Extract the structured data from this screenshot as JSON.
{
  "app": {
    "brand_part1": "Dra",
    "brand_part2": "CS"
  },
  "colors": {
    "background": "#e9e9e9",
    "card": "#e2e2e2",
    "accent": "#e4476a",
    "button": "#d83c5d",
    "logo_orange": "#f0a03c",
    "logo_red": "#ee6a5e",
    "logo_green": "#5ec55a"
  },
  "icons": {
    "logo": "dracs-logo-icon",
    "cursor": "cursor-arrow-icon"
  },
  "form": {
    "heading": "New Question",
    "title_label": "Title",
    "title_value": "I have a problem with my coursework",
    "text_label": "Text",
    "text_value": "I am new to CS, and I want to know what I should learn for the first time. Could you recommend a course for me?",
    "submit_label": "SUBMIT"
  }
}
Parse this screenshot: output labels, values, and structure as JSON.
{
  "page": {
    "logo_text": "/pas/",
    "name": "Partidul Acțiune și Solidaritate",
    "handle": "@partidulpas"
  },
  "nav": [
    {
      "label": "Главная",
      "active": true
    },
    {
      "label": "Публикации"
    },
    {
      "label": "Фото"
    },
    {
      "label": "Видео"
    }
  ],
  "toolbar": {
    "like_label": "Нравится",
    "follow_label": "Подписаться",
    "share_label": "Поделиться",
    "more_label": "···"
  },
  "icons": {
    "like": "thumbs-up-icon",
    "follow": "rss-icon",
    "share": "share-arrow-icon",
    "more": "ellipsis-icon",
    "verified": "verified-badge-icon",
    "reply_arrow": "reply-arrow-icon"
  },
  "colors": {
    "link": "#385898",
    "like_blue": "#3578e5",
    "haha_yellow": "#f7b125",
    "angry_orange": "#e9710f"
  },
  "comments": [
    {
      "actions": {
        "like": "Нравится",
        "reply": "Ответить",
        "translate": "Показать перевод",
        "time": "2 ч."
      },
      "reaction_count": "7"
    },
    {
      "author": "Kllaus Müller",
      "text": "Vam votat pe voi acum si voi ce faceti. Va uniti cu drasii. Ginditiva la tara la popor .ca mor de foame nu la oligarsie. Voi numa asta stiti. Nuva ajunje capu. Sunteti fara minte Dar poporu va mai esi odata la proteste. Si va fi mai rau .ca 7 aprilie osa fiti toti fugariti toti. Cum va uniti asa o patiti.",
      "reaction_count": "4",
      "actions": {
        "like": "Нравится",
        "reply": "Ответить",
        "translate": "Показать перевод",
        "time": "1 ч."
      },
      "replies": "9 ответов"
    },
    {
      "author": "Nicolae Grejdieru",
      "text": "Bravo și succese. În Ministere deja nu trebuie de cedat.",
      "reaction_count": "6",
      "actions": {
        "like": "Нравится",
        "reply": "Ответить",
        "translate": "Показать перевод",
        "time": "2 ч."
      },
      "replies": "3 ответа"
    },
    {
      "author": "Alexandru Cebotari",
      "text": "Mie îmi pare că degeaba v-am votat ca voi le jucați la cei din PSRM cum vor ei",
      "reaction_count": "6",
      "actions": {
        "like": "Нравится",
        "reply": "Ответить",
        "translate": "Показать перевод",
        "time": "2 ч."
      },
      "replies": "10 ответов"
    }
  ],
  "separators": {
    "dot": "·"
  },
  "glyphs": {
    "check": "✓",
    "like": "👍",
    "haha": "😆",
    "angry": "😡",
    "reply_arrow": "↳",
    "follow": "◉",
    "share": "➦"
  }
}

**What this task involves:**
The records above should be restated word for word, please.

**Solution to the exercise:**
Extract the structured data from this screenshot as JSON.
{
  "app": {
    "brand_part1": "Dra",
    "brand_part2": "CS"
  },
  "colors": {
    "background": "#e9e9e9",
    "card": "#e2e2e2",
    "accent": "#e4476a",
    "button": "#d83c5d",
    "logo_orange": "#f0a03c",
    "logo_red": "#ee6a5e",
    "logo_green": "#5ec55a"
  },
  "icons": {
    "logo": "dracs-logo-icon",
    "cursor": "cursor-arrow-icon"
  },
  "form": {
    "heading": "New Question",
    "title_label": "Title",
    "title_value": "I have a problem with my coursework",
    "text_label": "Text",
    "text_value": "I am new to CS, and I want to know what I should learn for the first time. Could you recommend a course for me?",
    "submit_label": "SUBMIT"
  }
}
Parse this screenshot: output labels, values, and structure as JSON.
{
  "page": {
    "logo_text": "/pas/",
    "name": "Partidul Acțiune și Solidaritate",
    "handle": "@partidulpas"
  },
  "nav": [
    {
      "label": "Главная",
      "active": true
    },
    {
      "label": "Публикации"
    },
    {
      "label": "Фото"
    },
    {
      "label": "Видео"
    }
  ],
  "toolbar": {
    "like_label": "Нравится",
    "follow_label": "Подписаться",
    "share_label": "Поделиться",
    "more_label": "···"
  },
  "icons": {
    "like": "thumbs-up-icon",
    "follow": "rss-icon",
    "share": "share-arrow-icon",
    "more": "ellipsis-icon",
    "verified": "verified-badge-icon",
    "reply_arrow": "reply-arrow-icon"
  },
  "colors": {
    "link": "#385898",
    "like_blue": "#3578e5",
    "haha_yellow": "#f7b125",
    "angry_orange": "#e9710f"
  },
  "comments": [
    {
      "actions": {
        "like": "Нравится",
        "reply": "Ответить",
        "translate": "Показать перевод",
        "time": "2 ч."
      },
      "reaction_count": "7"
    },
    {
      "author": "Kllaus Müller",
      "text": "Vam votat pe voi acum si voi ce faceti. Va uniti cu drasii. Ginditiva la tara la popor .ca mor de foame nu la oligarsie. Voi numa asta stiti. Nuva ajunje capu. Sunteti fara minte Dar poporu va mai esi odata la proteste. Si va fi mai rau .ca 7 aprilie osa fiti toti fugariti toti. Cum va uniti asa o patiti.",
      "reaction_count": "4",
      "actions": {
        "like": "Нравится",
        "reply": "Ответить",
        "translate": "Показать перевод",
        "time": "1 ч."
      },
      "replies": "9 ответов"
    },
    {
      "author": "Nicolae Grejdieru",
      "text": "Bravo și succese. În Ministere deja nu trebuie de cedat.",
      "reaction_count": "6",
      "actions": {
        "like": "Нравится",
        "reply": "Ответить",
        "translate": "Показать перевод",
        "time": "2 ч."
      },
      "replies": "3 ответа"
    },
    {
      "author": "Alexandru Cebotari",
      "text": "Mie îmi pare că degeaba v-am votat ca voi le jucați la cei din PSRM cum vor ei",
      "reaction_count": "6",
      "actions": {
        "like": "Нравится",
        "reply": "Ответить",
        "translate": "Показать перевод",
        "time": "2 ч."
      },
      "replies": "10 ответов"
    }
  ],
  "separators": {
    "dot": "·"
  },
  "glyphs": {
    "check": "✓",
    "like": "👍",
    "haha": "😆",
    "angry": "😡",
    "reply_arrow": "↳",
    "follow": "◉",
    "share": "➦"
  }
}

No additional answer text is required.